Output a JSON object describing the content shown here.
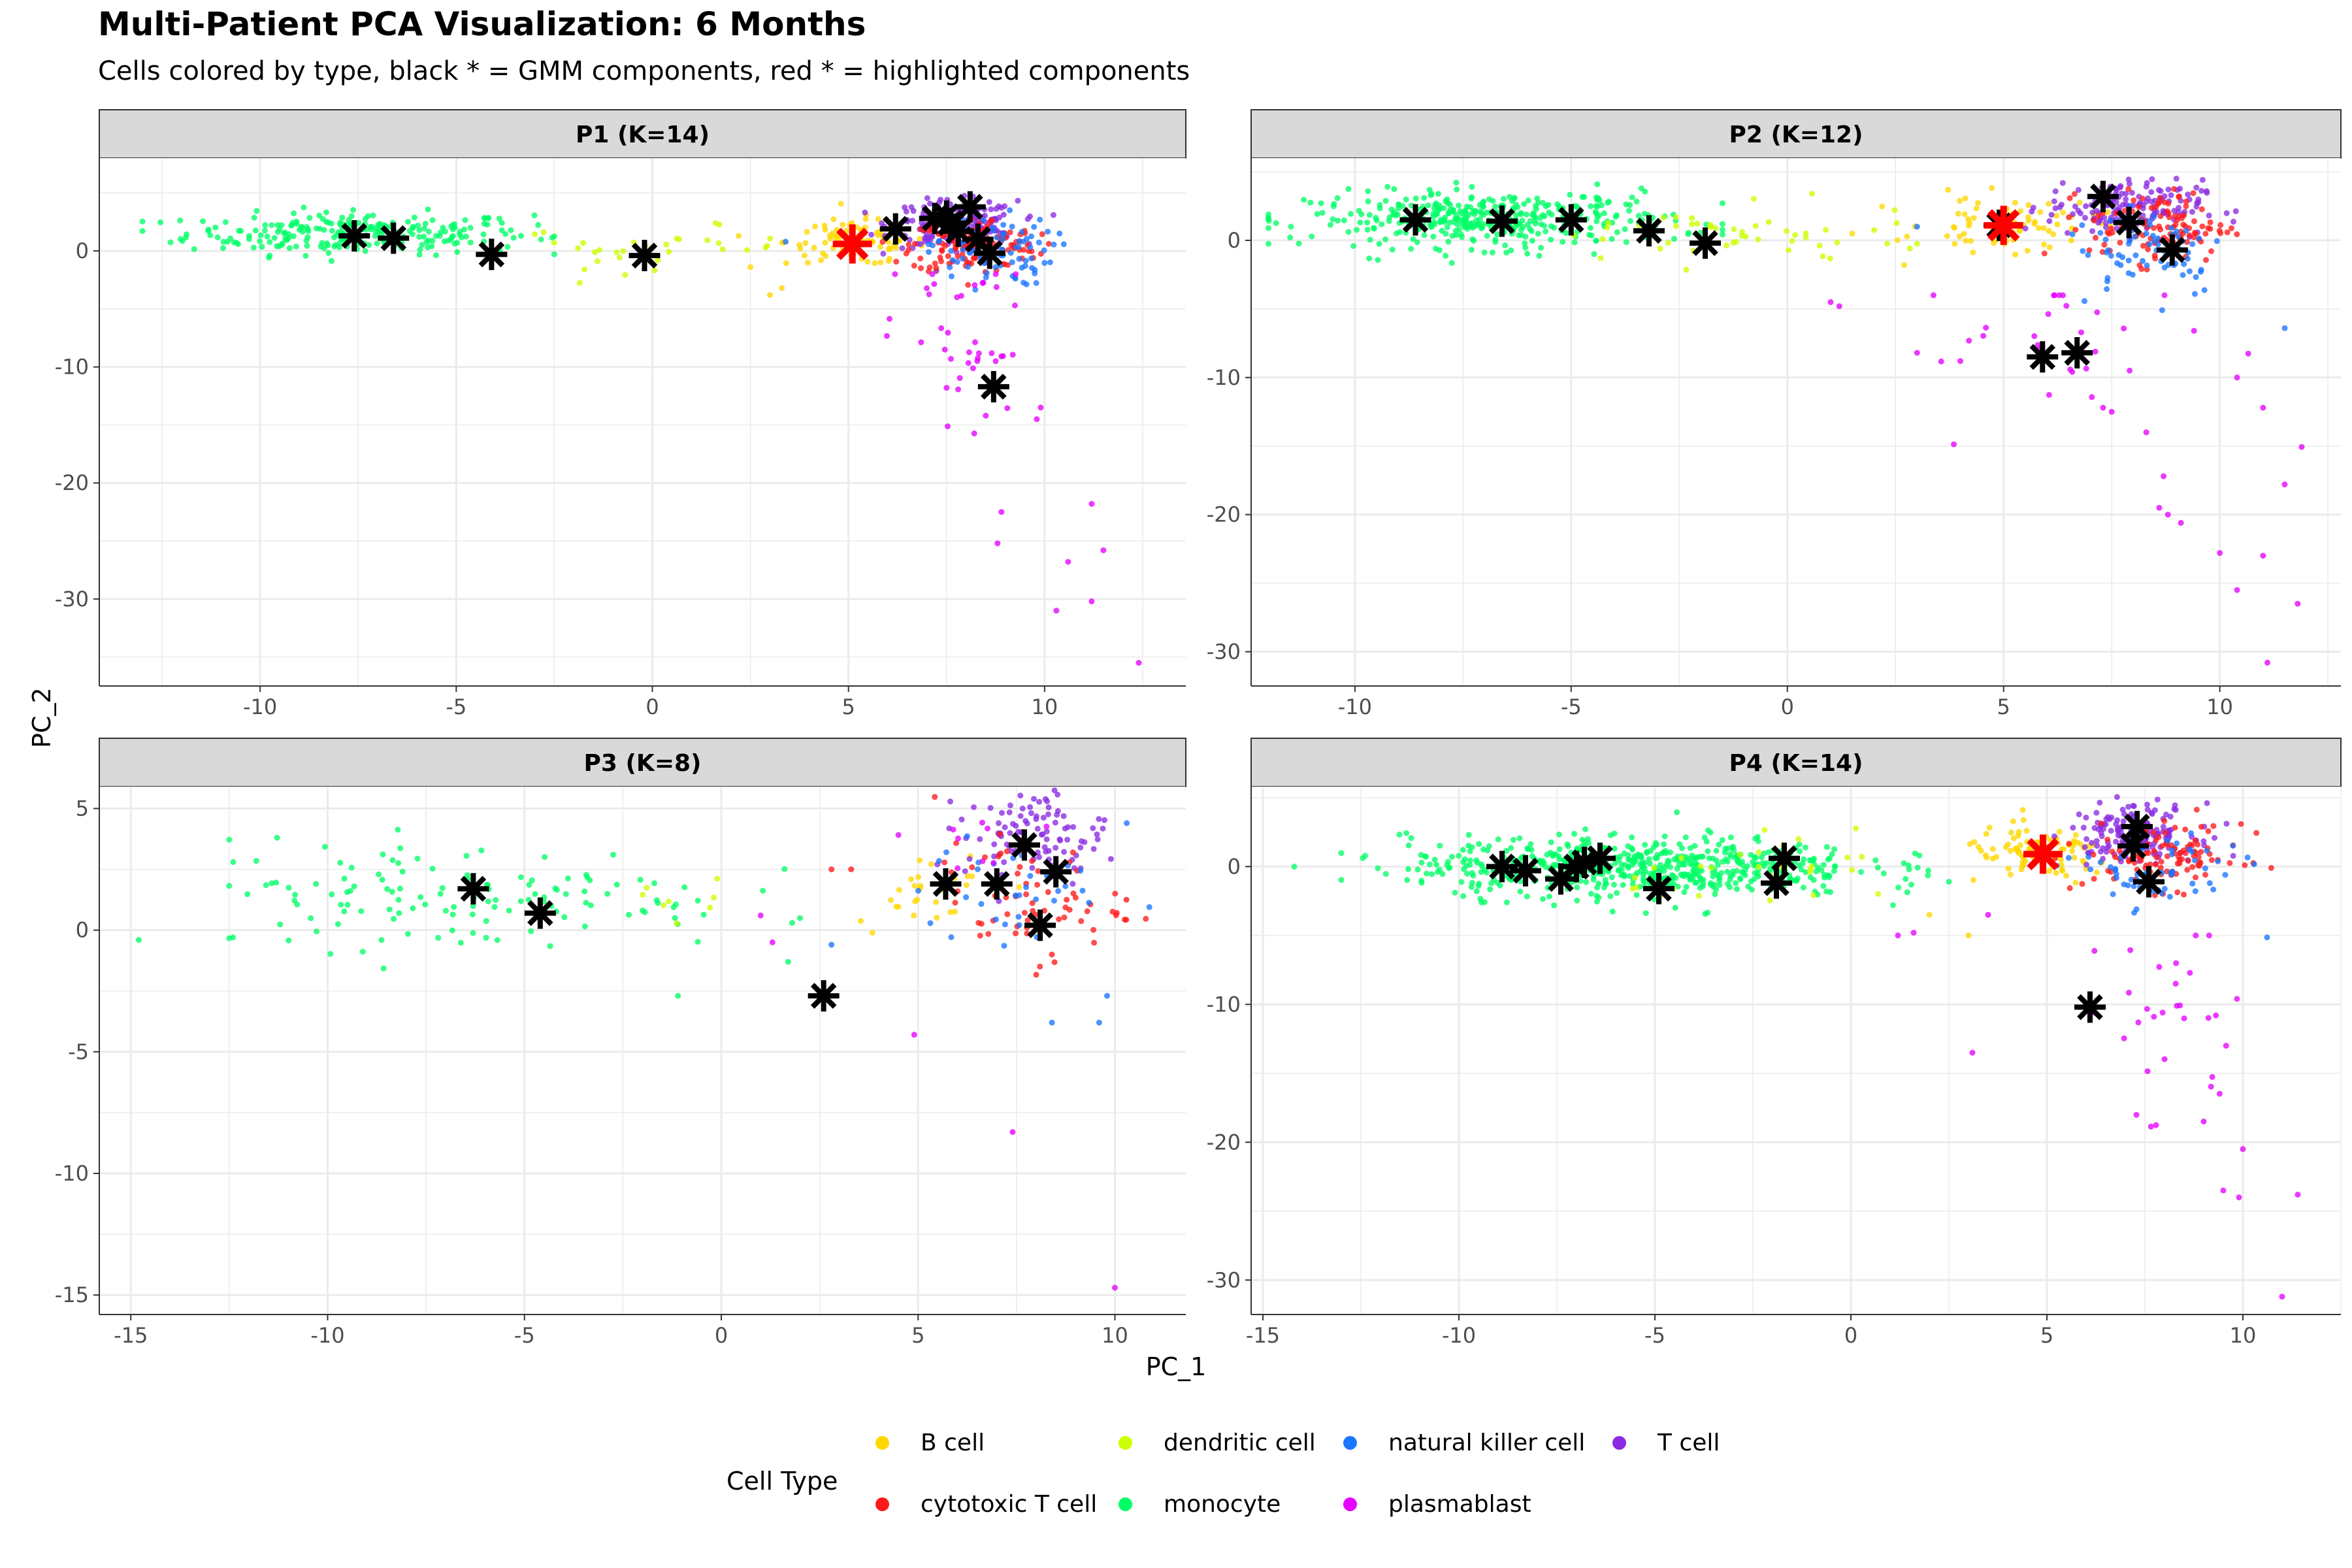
{
  "title": "Multi-Patient PCA Visualization: 6 Months",
  "subtitle": "Cells colored by type, black * = GMM components, red * = highlighted components",
  "xlabel": "PC_1",
  "ylabel": "PC_2",
  "legend": {
    "title": "Cell Type",
    "position": "bottom",
    "items": [
      {
        "label": "B cell",
        "color": "#FFD700"
      },
      {
        "label": "cytotoxic T cell",
        "color": "#FF1A1A"
      },
      {
        "label": "dendritic cell",
        "color": "#CCFF00"
      },
      {
        "label": "monocyte",
        "color": "#00FF66"
      },
      {
        "label": "natural killer cell",
        "color": "#1A75FF"
      },
      {
        "label": "plasmablast",
        "color": "#E600FF"
      },
      {
        "label": "T cell",
        "color": "#8A2BE2"
      }
    ]
  },
  "colors": {
    "strip_background": "#D9D9D9",
    "panel_border": "#333333",
    "grid": "#EBEBEB",
    "gmm_marker": "#000000",
    "highlight_marker": "#FF0000"
  },
  "chart_data": [
    {
      "type": "scatter",
      "panel": "P1 (K=14)",
      "grid": true,
      "xlim": [
        -14.1,
        13.6
      ],
      "ylim": [
        -37.5,
        8.0
      ],
      "xticks": [
        -10,
        -5,
        0,
        5,
        10
      ],
      "yticks": [
        0,
        -10,
        -20,
        -30
      ],
      "clusters": [
        {
          "celltype": "monocyte",
          "n": 260,
          "cx": -7.5,
          "cy": 1.5,
          "sx": 2.2,
          "sy": 0.9,
          "xmin": -13,
          "xmax": -2.5
        },
        {
          "celltype": "dendritic cell",
          "n": 30,
          "cx": 0.0,
          "cy": 0.3,
          "sx": 1.8,
          "sy": 0.9,
          "xmin": -3,
          "xmax": 3
        },
        {
          "celltype": "B cell",
          "n": 90,
          "cx": 5.2,
          "cy": 0.8,
          "sx": 0.9,
          "sy": 1.0
        },
        {
          "celltype": "T cell",
          "n": 200,
          "cx": 7.7,
          "cy": 2.3,
          "sx": 0.8,
          "sy": 1.0
        },
        {
          "celltype": "cytotoxic T cell",
          "n": 160,
          "cx": 8.2,
          "cy": 0.5,
          "sx": 0.8,
          "sy": 1.2
        },
        {
          "celltype": "natural killer cell",
          "n": 90,
          "cx": 8.6,
          "cy": 0.0,
          "sx": 0.8,
          "sy": 1.5
        },
        {
          "celltype": "plasmablast",
          "n": 40,
          "cx": 8.0,
          "cy": -8.0,
          "sx": 0.9,
          "sy": 5.0,
          "ymax": -2
        }
      ],
      "outliers": [
        {
          "celltype": "plasmablast",
          "points": [
            [
              12.4,
              -35.5
            ],
            [
              10.3,
              -31
            ],
            [
              11.2,
              -30.2
            ],
            [
              10.6,
              -26.8
            ],
            [
              11.5,
              -25.8
            ],
            [
              8.8,
              -25.2
            ],
            [
              8.9,
              -22.5
            ],
            [
              11.2,
              -21.8
            ],
            [
              9.8,
              -14.5
            ],
            [
              9.9,
              -13.5
            ],
            [
              8.5,
              -14.2
            ],
            [
              7.5,
              -11.8
            ]
          ]
        },
        {
          "celltype": "B cell",
          "points": [
            [
              3.0,
              -3.8
            ],
            [
              3.3,
              -3.2
            ],
            [
              2.5,
              -1.4
            ],
            [
              2.2,
              1.3
            ],
            [
              4.3,
              -0.8
            ]
          ]
        },
        {
          "celltype": "dendritic cell",
          "points": [
            [
              -1.4,
              -0.9
            ],
            [
              -2.5,
              0.7
            ]
          ]
        },
        {
          "celltype": "natural killer cell",
          "points": [
            [
              3.4,
              0.8
            ]
          ]
        }
      ],
      "gmm_components": [
        [
          -7.6,
          1.3
        ],
        [
          -6.6,
          1.1
        ],
        [
          -4.1,
          -0.3
        ],
        [
          -0.2,
          -0.4
        ],
        [
          6.2,
          1.9
        ],
        [
          7.5,
          3.0
        ],
        [
          7.8,
          1.7
        ],
        [
          8.1,
          3.8
        ],
        [
          7.6,
          2.4
        ],
        [
          8.6,
          -0.2
        ],
        [
          8.7,
          -11.7
        ],
        [
          8.3,
          1.0
        ],
        [
          7.2,
          2.8
        ]
      ],
      "highlighted_components": [
        [
          5.1,
          0.6
        ]
      ]
    },
    {
      "type": "scatter",
      "panel": "P2 (K=12)",
      "grid": true,
      "xlim": [
        -12.4,
        12.8
      ],
      "ylim": [
        -32.5,
        6.0
      ],
      "xticks": [
        -10,
        -5,
        0,
        5,
        10
      ],
      "yticks": [
        0,
        -10,
        -20,
        -30
      ],
      "clusters": [
        {
          "celltype": "monocyte",
          "n": 420,
          "cx": -6.8,
          "cy": 1.5,
          "sx": 2.1,
          "sy": 1.0,
          "xmin": -12,
          "xmax": -1.5
        },
        {
          "celltype": "dendritic cell",
          "n": 50,
          "cx": -1.5,
          "cy": 0.2,
          "sx": 2.4,
          "sy": 1.1,
          "xmin": -6,
          "xmax": 3
        },
        {
          "celltype": "B cell",
          "n": 80,
          "cx": 5.2,
          "cy": 1.2,
          "sx": 1.0,
          "sy": 1.0
        },
        {
          "celltype": "T cell",
          "n": 150,
          "cx": 7.8,
          "cy": 2.4,
          "sx": 0.9,
          "sy": 1.0
        },
        {
          "celltype": "cytotoxic T cell",
          "n": 120,
          "cx": 8.6,
          "cy": 1.0,
          "sx": 0.8,
          "sy": 1.3
        },
        {
          "celltype": "natural killer cell",
          "n": 70,
          "cx": 8.4,
          "cy": -0.5,
          "sx": 0.9,
          "sy": 1.8
        },
        {
          "celltype": "plasmablast",
          "n": 30,
          "cx": 6.8,
          "cy": -7.5,
          "sx": 1.8,
          "sy": 3.5,
          "ymax": -4
        }
      ],
      "outliers": [
        {
          "celltype": "plasmablast",
          "points": [
            [
              11.1,
              -30.8
            ],
            [
              11.8,
              -26.5
            ],
            [
              10.4,
              -25.5
            ],
            [
              11.0,
              -23.0
            ],
            [
              10.0,
              -22.8
            ],
            [
              9.1,
              -20.6
            ],
            [
              8.6,
              -19.5
            ],
            [
              8.8,
              -20.0
            ],
            [
              11.5,
              -17.8
            ],
            [
              8.7,
              -17.2
            ],
            [
              11.0,
              -12.2
            ],
            [
              7.3,
              -12.2
            ],
            [
              4.0,
              -8.8
            ],
            [
              3.0,
              -8.2
            ],
            [
              10.4,
              -10.0
            ],
            [
              8.3,
              -14.0
            ],
            [
              7.5,
              -12.5
            ],
            [
              1.0,
              -4.5
            ],
            [
              1.2,
              -4.8
            ]
          ]
        },
        {
          "celltype": "natural killer cell",
          "points": [
            [
              11.5,
              -6.4
            ],
            [
              3.0,
              1.0
            ]
          ]
        },
        {
          "celltype": "B cell",
          "points": [
            [
              2.7,
              -1.8
            ],
            [
              1.5,
              0.5
            ]
          ]
        }
      ],
      "gmm_components": [
        [
          -8.6,
          1.5
        ],
        [
          -6.6,
          1.4
        ],
        [
          -5.0,
          1.5
        ],
        [
          -3.2,
          0.7
        ],
        [
          -1.9,
          -0.2
        ],
        [
          7.3,
          3.2
        ],
        [
          7.9,
          1.3
        ],
        [
          8.9,
          -0.7
        ],
        [
          5.9,
          -8.5
        ],
        [
          6.7,
          -8.2
        ],
        [
          4.9,
          1.1
        ]
      ],
      "highlighted_components": [
        [
          5.0,
          1.1
        ]
      ]
    },
    {
      "type": "scatter",
      "panel": "P3 (K=8)",
      "grid": true,
      "xlim": [
        -15.8,
        11.8
      ],
      "ylim": [
        -15.8,
        5.9
      ],
      "xticks": [
        -15,
        -10,
        -5,
        0,
        5,
        10
      ],
      "yticks": [
        5,
        0,
        -5,
        -10,
        -15
      ],
      "clusters": [
        {
          "celltype": "monocyte",
          "n": 130,
          "cx": -6.5,
          "cy": 1.4,
          "sx": 3.4,
          "sy": 1.1,
          "xmin": -12.5,
          "xmax": 2
        },
        {
          "celltype": "dendritic cell",
          "n": 8,
          "cx": -1.0,
          "cy": 1.2,
          "sx": 1.5,
          "sy": 0.6
        },
        {
          "celltype": "B cell",
          "n": 30,
          "cx": 5.2,
          "cy": 1.8,
          "sx": 0.9,
          "sy": 0.8
        },
        {
          "celltype": "T cell",
          "n": 100,
          "cx": 8.0,
          "cy": 3.9,
          "sx": 0.9,
          "sy": 0.9
        },
        {
          "celltype": "cytotoxic T cell",
          "n": 70,
          "cx": 7.8,
          "cy": 1.2,
          "sx": 1.2,
          "sy": 1.2
        },
        {
          "celltype": "natural killer cell",
          "n": 35,
          "cx": 7.5,
          "cy": 1.5,
          "sx": 1.2,
          "sy": 1.3
        },
        {
          "celltype": "plasmablast",
          "n": 10,
          "cx": 6.5,
          "cy": 3.8,
          "sx": 1.0,
          "sy": 1.0
        }
      ],
      "outliers": [
        {
          "celltype": "monocyte",
          "points": [
            [
              -14.8,
              -0.4
            ],
            [
              -12.4,
              2.8
            ],
            [
              -1.1,
              -2.7
            ],
            [
              1.7,
              -1.3
            ],
            [
              1.8,
              0.3
            ]
          ]
        },
        {
          "celltype": "plasmablast",
          "points": [
            [
              10.0,
              -14.7
            ],
            [
              7.4,
              -8.3
            ],
            [
              4.9,
              -4.3
            ],
            [
              1.0,
              0.6
            ],
            [
              1.3,
              -0.5
            ]
          ]
        },
        {
          "celltype": "natural killer cell",
          "points": [
            [
              8.4,
              -3.8
            ],
            [
              9.6,
              -3.8
            ],
            [
              9.8,
              -2.7
            ],
            [
              10.3,
              4.4
            ],
            [
              2.8,
              -0.6
            ]
          ]
        },
        {
          "celltype": "cytotoxic T cell",
          "points": [
            [
              2.8,
              2.5
            ],
            [
              3.3,
              2.5
            ]
          ]
        }
      ],
      "gmm_components": [
        [
          -6.3,
          1.7
        ],
        [
          -4.6,
          0.7
        ],
        [
          2.6,
          -2.7
        ],
        [
          5.7,
          1.9
        ],
        [
          7.0,
          1.9
        ],
        [
          7.7,
          3.5
        ],
        [
          8.5,
          2.4
        ],
        [
          8.1,
          0.2
        ]
      ],
      "highlighted_components": []
    },
    {
      "type": "scatter",
      "panel": "P4 (K=14)",
      "grid": true,
      "xlim": [
        -15.3,
        12.5
      ],
      "ylim": [
        -32.5,
        5.8
      ],
      "xticks": [
        -15,
        -10,
        -5,
        0,
        5,
        10
      ],
      "yticks": [
        0,
        -10,
        -20,
        -30
      ],
      "clusters": [
        {
          "celltype": "monocyte",
          "n": 620,
          "cx": -5.5,
          "cy": 0.0,
          "sx": 2.9,
          "sy": 1.1,
          "xmin": -13,
          "xmax": 2.5
        },
        {
          "celltype": "dendritic cell",
          "n": 30,
          "cx": -1.5,
          "cy": -0.5,
          "sx": 2.0,
          "sy": 1.2
        },
        {
          "celltype": "B cell",
          "n": 90,
          "cx": 4.8,
          "cy": 0.8,
          "sx": 1.0,
          "sy": 1.0
        },
        {
          "celltype": "T cell",
          "n": 160,
          "cx": 7.2,
          "cy": 2.5,
          "sx": 0.8,
          "sy": 1.0
        },
        {
          "celltype": "cytotoxic T cell",
          "n": 110,
          "cx": 8.0,
          "cy": 0.8,
          "sx": 1.0,
          "sy": 1.2
        },
        {
          "celltype": "natural killer cell",
          "n": 60,
          "cx": 7.8,
          "cy": -0.6,
          "sx": 1.1,
          "sy": 1.5
        },
        {
          "celltype": "plasmablast",
          "n": 30,
          "cx": 8.0,
          "cy": -12.0,
          "sx": 1.1,
          "sy": 4.0,
          "ymax": -5
        }
      ],
      "outliers": [
        {
          "celltype": "plasmablast",
          "points": [
            [
              11.0,
              -31.2
            ],
            [
              10.0,
              -20.5
            ],
            [
              11.4,
              -23.8
            ],
            [
              9.5,
              -23.5
            ],
            [
              9.9,
              -24.0
            ],
            [
              9.0,
              -18.5
            ],
            [
              3.1,
              -13.5
            ],
            [
              1.2,
              -5.0
            ],
            [
              1.6,
              -4.8
            ],
            [
              3.5,
              -3.5
            ]
          ]
        },
        {
          "celltype": "monocyte",
          "points": [
            [
              -14.2,
              0.0
            ]
          ]
        },
        {
          "celltype": "B cell",
          "points": [
            [
              2.0,
              -3.5
            ],
            [
              3.0,
              -5.0
            ]
          ]
        }
      ],
      "gmm_components": [
        [
          -8.9,
          0.0
        ],
        [
          -8.3,
          -0.3
        ],
        [
          -7.4,
          -0.9
        ],
        [
          -7.0,
          0.0
        ],
        [
          -6.8,
          0.3
        ],
        [
          -6.4,
          0.6
        ],
        [
          -4.9,
          -1.6
        ],
        [
          -1.9,
          -1.2
        ],
        [
          -1.7,
          0.6
        ],
        [
          6.1,
          -10.2
        ],
        [
          7.3,
          2.9
        ],
        [
          7.2,
          1.5
        ],
        [
          7.6,
          -1.1
        ]
      ],
      "highlighted_components": [
        [
          4.9,
          0.9
        ]
      ]
    }
  ]
}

Task objective - Tally how many lines of the material contain the word "xmin". The answer must be the number and nothing else.

Answer in full - 6